PROBLEM DETAILS
Pick out every line of the entries below where "JSON" occurs, and copy those lines.

ENTRIES
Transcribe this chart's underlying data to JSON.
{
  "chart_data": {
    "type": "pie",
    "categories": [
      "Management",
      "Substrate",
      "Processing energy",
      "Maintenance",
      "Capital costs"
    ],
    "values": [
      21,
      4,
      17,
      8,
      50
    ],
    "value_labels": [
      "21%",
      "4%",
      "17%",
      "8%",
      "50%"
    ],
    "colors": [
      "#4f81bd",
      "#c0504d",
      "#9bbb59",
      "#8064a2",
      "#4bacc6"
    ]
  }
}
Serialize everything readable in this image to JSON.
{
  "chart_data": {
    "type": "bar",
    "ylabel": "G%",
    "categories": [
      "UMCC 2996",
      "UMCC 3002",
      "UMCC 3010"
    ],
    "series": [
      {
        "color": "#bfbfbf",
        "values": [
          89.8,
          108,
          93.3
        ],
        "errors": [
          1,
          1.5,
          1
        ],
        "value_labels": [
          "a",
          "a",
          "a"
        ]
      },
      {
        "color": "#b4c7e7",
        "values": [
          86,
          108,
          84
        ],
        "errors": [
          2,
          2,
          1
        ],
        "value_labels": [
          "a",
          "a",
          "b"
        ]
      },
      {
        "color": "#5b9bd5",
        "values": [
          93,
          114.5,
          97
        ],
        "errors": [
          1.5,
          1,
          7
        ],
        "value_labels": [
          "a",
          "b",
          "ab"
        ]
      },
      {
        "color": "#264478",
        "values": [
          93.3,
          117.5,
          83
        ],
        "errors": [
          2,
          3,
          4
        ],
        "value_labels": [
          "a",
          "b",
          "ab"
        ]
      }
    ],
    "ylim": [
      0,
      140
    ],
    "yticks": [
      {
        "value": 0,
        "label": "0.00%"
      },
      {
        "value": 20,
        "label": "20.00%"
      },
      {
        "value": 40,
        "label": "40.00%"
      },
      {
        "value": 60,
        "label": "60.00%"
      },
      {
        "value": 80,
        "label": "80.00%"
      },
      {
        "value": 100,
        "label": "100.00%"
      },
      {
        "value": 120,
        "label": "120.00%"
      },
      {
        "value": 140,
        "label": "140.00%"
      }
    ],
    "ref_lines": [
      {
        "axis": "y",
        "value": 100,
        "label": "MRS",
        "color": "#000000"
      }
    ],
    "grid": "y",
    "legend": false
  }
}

ANSWER IN FULL
Transcribe this chart's underlying data to JSON.
Serialize everything readable in this image to JSON.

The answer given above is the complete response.